# [SUPPLIED ENTRIES]
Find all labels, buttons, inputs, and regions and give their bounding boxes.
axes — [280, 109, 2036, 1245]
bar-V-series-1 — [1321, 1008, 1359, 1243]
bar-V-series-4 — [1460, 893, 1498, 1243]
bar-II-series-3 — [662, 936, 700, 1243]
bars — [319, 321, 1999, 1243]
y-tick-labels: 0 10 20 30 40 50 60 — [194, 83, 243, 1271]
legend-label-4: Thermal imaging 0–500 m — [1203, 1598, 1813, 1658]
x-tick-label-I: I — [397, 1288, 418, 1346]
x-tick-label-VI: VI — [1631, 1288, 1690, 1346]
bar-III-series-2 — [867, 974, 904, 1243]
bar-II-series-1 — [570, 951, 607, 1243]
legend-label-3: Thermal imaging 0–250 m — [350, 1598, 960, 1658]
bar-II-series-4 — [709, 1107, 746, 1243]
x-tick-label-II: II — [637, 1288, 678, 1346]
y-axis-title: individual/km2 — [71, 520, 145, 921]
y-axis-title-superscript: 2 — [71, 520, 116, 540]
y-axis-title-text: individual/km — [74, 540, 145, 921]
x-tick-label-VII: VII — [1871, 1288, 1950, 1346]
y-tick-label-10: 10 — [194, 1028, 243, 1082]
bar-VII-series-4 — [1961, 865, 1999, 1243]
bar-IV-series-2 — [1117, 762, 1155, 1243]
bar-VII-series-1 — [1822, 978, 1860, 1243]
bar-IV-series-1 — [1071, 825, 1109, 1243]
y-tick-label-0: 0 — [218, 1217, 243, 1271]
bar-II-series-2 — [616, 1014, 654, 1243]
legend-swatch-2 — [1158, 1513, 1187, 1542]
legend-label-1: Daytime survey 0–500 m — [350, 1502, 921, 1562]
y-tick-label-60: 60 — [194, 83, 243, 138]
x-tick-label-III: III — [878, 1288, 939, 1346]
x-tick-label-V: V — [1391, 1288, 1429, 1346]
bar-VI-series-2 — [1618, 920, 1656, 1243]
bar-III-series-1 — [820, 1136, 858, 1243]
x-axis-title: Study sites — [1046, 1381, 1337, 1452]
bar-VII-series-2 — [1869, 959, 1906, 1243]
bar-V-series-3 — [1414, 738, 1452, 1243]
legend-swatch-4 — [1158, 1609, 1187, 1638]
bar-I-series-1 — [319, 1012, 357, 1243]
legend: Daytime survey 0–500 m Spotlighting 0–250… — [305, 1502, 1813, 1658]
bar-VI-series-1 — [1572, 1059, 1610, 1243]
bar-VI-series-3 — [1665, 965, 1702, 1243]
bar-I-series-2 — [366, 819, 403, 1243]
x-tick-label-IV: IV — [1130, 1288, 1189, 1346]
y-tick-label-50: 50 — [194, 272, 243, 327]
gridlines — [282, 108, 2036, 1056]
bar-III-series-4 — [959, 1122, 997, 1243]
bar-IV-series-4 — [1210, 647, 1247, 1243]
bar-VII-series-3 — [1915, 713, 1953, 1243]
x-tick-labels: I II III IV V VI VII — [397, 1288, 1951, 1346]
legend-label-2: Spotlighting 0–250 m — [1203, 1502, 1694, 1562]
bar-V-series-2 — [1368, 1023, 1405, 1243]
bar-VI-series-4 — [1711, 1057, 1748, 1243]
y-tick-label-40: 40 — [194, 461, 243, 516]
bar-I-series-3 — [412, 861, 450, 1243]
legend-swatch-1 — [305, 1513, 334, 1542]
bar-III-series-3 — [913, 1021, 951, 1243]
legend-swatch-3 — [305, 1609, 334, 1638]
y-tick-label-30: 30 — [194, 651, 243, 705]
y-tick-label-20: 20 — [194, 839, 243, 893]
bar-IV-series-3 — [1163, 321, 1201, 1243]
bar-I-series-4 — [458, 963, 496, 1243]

---

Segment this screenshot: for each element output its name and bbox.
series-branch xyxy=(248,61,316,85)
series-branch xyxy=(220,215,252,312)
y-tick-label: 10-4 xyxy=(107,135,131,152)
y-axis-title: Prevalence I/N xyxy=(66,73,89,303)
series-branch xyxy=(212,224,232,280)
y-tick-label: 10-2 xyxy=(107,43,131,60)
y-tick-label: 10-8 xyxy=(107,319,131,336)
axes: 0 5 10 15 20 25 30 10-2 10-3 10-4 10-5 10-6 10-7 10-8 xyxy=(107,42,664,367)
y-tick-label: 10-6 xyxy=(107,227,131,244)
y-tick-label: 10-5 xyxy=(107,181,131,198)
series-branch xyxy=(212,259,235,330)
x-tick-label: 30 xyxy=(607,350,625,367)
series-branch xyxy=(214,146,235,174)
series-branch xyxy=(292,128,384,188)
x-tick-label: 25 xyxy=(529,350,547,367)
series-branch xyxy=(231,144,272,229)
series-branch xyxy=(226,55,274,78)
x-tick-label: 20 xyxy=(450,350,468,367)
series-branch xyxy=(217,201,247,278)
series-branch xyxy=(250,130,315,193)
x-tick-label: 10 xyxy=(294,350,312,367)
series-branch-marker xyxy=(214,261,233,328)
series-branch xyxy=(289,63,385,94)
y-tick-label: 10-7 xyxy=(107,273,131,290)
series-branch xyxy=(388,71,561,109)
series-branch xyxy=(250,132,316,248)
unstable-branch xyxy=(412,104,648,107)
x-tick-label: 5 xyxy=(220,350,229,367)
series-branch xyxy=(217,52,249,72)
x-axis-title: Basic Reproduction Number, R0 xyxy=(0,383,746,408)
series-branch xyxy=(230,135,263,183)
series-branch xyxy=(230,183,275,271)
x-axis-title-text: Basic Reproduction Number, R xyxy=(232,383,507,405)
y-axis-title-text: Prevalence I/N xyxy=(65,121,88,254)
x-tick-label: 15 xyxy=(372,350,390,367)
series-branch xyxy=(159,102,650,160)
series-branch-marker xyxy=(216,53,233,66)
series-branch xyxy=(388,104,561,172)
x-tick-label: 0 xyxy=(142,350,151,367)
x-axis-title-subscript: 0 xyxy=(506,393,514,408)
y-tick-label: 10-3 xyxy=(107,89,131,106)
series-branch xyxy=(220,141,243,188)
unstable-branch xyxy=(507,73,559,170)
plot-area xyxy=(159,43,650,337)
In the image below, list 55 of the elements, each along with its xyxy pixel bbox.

# [EXERCISE DETAILS]
In the first block of material, quote everything from the line containing "Find all labels, buttons, inputs, and" down to the line containing "legend-label-3: Thermal imaging", with both of those lines included.

# [FINISHED ANSWER]
Find all labels, buttons, inputs, and regions and give their bounding boxes.
axes — [280, 109, 2036, 1245]
bar-V-series-1 — [1321, 1008, 1359, 1243]
bar-V-series-4 — [1460, 893, 1498, 1243]
bar-II-series-3 — [662, 936, 700, 1243]
bars — [319, 321, 1999, 1243]
y-tick-labels: 0 10 20 30 40 50 60 — [194, 83, 243, 1271]
legend-label-4: Thermal imaging 0–500 m — [1203, 1598, 1813, 1658]
x-tick-label-I: I — [397, 1288, 418, 1346]
x-tick-label-VI: VI — [1631, 1288, 1690, 1346]
bar-III-series-2 — [867, 974, 904, 1243]
bar-II-series-1 — [570, 951, 607, 1243]
legend-label-3: Thermal imaging 0–250 m — [350, 1598, 960, 1658]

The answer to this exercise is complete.